— Objective —
State how many lines of the records contain the string "JSON". Give the number alone.

— Data extract —
↓↓↓

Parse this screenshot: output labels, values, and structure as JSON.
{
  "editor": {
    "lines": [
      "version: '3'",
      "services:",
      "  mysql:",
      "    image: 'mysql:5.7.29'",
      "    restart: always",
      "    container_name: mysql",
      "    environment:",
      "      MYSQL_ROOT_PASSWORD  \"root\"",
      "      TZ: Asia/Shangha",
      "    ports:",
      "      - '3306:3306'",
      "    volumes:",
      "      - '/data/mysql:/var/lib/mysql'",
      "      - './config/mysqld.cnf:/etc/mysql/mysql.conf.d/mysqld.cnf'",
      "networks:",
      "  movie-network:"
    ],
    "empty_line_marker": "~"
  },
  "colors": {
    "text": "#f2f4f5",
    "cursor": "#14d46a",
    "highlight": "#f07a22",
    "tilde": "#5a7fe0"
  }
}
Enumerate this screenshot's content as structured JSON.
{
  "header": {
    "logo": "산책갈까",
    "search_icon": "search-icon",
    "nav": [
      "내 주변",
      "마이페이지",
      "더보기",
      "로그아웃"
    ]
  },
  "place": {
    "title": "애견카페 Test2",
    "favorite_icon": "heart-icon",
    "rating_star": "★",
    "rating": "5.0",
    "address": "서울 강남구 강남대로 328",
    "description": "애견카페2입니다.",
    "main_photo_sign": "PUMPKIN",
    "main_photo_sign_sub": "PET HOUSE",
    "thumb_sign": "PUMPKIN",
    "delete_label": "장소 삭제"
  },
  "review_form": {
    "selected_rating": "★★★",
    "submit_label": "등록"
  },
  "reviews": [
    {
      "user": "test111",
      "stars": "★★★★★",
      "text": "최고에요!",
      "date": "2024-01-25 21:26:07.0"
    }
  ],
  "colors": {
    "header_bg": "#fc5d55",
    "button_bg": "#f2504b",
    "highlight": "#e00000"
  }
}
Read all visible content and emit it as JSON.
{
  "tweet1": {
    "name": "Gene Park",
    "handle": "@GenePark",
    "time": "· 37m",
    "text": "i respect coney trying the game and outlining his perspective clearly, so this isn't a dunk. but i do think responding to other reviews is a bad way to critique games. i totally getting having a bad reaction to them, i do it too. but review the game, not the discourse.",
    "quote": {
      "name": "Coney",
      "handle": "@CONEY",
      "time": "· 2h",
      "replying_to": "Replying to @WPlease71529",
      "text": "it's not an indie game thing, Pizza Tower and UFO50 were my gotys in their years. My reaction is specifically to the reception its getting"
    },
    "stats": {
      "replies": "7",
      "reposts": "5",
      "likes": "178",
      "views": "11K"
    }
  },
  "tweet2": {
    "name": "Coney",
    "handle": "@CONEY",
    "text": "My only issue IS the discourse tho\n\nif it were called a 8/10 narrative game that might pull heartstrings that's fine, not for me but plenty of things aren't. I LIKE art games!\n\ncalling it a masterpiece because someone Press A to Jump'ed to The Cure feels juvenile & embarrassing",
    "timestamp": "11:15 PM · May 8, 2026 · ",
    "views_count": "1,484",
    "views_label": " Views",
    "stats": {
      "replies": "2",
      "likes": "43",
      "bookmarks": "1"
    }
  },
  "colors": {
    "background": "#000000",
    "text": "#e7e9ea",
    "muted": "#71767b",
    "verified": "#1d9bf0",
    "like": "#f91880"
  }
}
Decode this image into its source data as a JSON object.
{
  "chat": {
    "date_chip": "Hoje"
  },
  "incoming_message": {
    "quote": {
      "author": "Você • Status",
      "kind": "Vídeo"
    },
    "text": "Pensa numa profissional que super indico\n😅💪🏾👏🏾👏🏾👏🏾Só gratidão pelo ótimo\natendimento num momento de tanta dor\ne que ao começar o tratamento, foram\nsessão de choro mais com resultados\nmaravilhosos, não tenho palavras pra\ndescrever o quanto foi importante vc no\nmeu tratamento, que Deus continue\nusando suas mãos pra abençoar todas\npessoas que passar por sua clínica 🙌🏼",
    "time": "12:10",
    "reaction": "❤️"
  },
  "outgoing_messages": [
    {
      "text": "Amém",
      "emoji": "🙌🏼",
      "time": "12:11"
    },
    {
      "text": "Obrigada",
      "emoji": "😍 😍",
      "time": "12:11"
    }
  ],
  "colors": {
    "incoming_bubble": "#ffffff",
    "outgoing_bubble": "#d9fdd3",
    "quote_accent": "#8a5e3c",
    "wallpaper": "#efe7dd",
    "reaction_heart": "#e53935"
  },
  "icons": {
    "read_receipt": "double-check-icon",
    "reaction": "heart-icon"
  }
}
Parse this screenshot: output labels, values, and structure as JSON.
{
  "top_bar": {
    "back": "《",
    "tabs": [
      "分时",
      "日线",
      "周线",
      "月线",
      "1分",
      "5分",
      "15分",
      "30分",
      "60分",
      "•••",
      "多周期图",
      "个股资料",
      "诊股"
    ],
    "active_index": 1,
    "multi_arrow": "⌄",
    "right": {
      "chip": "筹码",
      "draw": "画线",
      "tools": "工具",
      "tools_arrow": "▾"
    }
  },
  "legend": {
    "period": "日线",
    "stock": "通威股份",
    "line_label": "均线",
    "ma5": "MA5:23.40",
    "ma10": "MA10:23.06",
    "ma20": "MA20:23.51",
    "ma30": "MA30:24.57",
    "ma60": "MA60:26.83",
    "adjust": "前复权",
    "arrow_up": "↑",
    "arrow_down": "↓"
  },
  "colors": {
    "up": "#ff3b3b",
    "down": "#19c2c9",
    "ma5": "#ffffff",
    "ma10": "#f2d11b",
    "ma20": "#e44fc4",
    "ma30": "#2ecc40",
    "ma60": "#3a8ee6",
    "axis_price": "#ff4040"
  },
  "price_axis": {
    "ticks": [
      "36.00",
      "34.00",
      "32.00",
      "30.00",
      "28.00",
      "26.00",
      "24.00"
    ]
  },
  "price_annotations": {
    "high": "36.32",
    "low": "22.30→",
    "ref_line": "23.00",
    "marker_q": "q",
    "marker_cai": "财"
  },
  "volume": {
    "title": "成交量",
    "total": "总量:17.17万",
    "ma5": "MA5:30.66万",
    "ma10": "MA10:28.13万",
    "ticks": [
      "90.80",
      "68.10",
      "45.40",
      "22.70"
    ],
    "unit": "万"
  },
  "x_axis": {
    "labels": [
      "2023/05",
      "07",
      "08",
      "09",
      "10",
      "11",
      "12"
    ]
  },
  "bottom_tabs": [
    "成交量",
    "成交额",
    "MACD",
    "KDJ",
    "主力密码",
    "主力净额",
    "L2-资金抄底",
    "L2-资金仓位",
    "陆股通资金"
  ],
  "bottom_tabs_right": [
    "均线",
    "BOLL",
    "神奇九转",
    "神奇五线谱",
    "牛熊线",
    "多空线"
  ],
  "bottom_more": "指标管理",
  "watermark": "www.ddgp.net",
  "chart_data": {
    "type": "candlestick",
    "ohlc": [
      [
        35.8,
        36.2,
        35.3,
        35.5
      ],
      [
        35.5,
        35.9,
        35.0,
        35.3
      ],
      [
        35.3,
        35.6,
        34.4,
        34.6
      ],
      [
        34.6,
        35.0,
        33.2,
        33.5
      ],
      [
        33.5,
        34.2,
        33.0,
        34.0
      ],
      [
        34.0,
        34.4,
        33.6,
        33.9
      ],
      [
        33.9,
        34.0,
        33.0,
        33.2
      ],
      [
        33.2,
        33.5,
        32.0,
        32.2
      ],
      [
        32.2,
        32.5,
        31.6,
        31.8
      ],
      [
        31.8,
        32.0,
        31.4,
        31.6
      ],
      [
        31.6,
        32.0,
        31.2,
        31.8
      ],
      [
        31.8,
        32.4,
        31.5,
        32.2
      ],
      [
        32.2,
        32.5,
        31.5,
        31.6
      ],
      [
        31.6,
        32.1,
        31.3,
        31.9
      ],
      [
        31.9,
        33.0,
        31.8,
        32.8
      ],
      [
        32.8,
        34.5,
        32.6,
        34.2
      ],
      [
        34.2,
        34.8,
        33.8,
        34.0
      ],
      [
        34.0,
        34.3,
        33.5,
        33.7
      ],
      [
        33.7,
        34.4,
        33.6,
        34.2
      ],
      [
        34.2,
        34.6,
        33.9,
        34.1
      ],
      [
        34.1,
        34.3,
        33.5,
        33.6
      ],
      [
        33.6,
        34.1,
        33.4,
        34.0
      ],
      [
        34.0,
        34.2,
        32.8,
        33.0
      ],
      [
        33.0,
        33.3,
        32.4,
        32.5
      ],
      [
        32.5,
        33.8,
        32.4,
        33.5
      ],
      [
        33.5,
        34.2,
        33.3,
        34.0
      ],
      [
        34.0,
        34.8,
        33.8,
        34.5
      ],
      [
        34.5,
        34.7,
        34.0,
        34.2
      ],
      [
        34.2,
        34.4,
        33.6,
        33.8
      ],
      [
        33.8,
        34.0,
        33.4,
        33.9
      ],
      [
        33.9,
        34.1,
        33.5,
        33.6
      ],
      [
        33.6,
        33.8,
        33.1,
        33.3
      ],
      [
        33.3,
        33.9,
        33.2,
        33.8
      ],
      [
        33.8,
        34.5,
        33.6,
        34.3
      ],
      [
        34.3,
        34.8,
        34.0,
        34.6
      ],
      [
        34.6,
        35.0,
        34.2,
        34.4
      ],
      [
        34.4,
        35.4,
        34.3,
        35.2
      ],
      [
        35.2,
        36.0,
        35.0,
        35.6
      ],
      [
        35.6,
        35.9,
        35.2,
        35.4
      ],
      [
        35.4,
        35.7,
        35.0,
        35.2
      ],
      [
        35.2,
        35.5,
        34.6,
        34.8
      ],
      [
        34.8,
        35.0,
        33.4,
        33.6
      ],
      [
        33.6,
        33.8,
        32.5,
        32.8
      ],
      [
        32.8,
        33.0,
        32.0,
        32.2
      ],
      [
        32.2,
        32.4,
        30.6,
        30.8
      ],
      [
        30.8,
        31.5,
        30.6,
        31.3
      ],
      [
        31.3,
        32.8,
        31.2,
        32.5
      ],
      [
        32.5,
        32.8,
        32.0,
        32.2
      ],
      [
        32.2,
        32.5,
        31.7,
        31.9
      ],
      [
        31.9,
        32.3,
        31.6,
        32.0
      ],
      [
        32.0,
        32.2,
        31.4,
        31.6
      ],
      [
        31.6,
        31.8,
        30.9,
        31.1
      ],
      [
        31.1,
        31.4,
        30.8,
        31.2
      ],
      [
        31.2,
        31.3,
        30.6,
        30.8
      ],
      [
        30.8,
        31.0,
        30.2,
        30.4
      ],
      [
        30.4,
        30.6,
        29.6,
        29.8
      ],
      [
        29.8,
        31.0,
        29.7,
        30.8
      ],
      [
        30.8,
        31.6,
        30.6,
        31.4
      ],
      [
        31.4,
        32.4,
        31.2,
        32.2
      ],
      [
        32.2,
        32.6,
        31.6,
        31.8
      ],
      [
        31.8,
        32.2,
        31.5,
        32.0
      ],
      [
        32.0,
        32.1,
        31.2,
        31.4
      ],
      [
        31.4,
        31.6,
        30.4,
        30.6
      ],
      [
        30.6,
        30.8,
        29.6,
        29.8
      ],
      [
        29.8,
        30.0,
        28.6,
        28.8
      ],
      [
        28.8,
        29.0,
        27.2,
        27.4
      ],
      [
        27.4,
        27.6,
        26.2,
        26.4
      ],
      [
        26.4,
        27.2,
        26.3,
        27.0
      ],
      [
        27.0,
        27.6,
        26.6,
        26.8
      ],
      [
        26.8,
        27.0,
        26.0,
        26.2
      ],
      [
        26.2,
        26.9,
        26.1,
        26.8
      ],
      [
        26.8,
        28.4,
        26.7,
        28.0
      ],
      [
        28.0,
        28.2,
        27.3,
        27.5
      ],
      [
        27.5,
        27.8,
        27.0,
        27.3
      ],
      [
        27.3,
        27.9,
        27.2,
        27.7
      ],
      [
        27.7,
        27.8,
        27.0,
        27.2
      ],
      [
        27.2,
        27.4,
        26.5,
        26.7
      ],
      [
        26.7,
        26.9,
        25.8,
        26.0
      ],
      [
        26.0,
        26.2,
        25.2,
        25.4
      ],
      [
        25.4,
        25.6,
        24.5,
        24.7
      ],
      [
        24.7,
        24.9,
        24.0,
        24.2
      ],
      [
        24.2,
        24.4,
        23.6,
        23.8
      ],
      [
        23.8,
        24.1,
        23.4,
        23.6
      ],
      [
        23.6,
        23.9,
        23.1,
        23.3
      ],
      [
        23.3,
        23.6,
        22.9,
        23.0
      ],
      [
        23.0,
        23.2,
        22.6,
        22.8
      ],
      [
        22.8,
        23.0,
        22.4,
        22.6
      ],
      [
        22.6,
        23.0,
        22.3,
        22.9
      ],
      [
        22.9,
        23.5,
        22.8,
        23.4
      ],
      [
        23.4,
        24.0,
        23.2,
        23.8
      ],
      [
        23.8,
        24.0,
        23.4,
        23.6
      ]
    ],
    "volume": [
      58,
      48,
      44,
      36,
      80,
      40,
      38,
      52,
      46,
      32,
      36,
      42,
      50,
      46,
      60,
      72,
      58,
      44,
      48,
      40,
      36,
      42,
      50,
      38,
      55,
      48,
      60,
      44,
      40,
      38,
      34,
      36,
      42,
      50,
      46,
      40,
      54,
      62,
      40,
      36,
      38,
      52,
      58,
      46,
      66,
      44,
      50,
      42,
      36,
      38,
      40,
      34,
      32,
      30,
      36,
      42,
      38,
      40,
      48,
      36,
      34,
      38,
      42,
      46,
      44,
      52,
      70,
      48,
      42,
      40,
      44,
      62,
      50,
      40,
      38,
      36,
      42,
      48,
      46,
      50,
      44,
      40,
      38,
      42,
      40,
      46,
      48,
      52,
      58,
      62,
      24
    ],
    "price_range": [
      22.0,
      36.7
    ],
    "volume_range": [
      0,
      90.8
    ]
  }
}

↑↑↑

— Result below —
5